■ Instructions for the task: Return the listing below verbatim. Pictures do not belong in the copy.

___ Items ___

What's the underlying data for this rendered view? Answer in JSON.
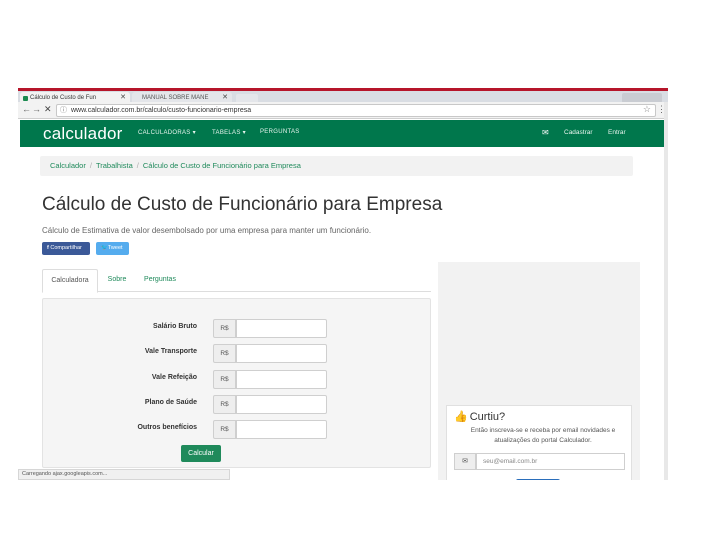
{
  "browser": {
    "tabs": [
      {
        "label": "Cálculo de Custo de Fun",
        "active": true
      },
      {
        "label": "MANUAL SOBRE MANE",
        "active": false
      }
    ],
    "url": "www.calculador.com.br/calculo/custo-funcionario-empresa",
    "status": "Carregando ajax.googleapis.com..."
  },
  "site": {
    "logo": "calculador",
    "nav": [
      "CALCULADORAS ▾",
      "TABELAS ▾",
      "PERGUNTAS"
    ],
    "account": [
      "Cadastrar",
      "Entrar"
    ],
    "brand_color": "#00774c"
  },
  "breadcrumb": [
    "Calculador",
    "Trabalhista",
    "Cálculo de Custo de Funcionário para Empresa"
  ],
  "page": {
    "title": "Cálculo de Custo de Funcionário para Empresa",
    "subtitle": "Cálculo de Estimativa de valor desembolsado por uma empresa para manter um funcionário.",
    "share": [
      "Compartilhar",
      "Tweet"
    ]
  },
  "tabs": [
    "Calculadora",
    "Sobre",
    "Perguntas"
  ],
  "form": {
    "currency": "R$",
    "fields": [
      {
        "label": "Salário Bruto",
        "value": ""
      },
      {
        "label": "Vale Transporte",
        "value": ""
      },
      {
        "label": "Vale Refeição",
        "value": ""
      },
      {
        "label": "Plano de Saúde",
        "value": ""
      },
      {
        "label": "Outros benefícios",
        "value": ""
      }
    ],
    "submit": "Calcular"
  },
  "sidebar": {
    "like_title": "Curtiu?",
    "like_text": "Então inscreva-se e receba por email novidades e atualizações do portal Calculador.",
    "email_placeholder": "seu@email.com.br"
  }
}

___

■ Expected output:
What's the underlying data for this rendered view? Answer in JSON.
{
  "browser": {
    "tabs": [
      {
        "label": "Cálculo de Custo de Fun",
        "active": true
      },
      {
        "label": "MANUAL SOBRE MANE",
        "active": false
      }
    ],
    "url": "www.calculador.com.br/calculo/custo-funcionario-empresa",
    "status": "Carregando ajax.googleapis.com..."
  },
  "site": {
    "logo": "calculador",
    "nav": [
      "CALCULADORAS ▾",
      "TABELAS ▾",
      "PERGUNTAS"
    ],
    "account": [
      "Cadastrar",
      "Entrar"
    ],
    "brand_color": "#00774c"
  },
  "breadcrumb": [
    "Calculador",
    "Trabalhista",
    "Cálculo de Custo de Funcionário para Empresa"
  ],
  "page": {
    "title": "Cálculo de Custo de Funcionário para Empresa",
    "subtitle": "Cálculo de Estimativa de valor desembolsado por uma empresa para manter um funcionário.",
    "share": [
      "Compartilhar",
      "Tweet"
    ]
  },
  "tabs": [
    "Calculadora",
    "Sobre",
    "Perguntas"
  ],
  "form": {
    "currency": "R$",
    "fields": [
      {
        "label": "Salário Bruto",
        "value": ""
      },
      {
        "label": "Vale Transporte",
        "value": ""
      },
      {
        "label": "Vale Refeição",
        "value": ""
      },
      {
        "label": "Plano de Saúde",
        "value": ""
      },
      {
        "label": "Outros benefícios",
        "value": ""
      }
    ],
    "submit": "Calcular"
  },
  "sidebar": {
    "like_title": "Curtiu?",
    "like_text": "Então inscreva-se e receba por email novidades e atualizações do portal Calculador.",
    "email_placeholder": "seu@email.com.br"
  }
}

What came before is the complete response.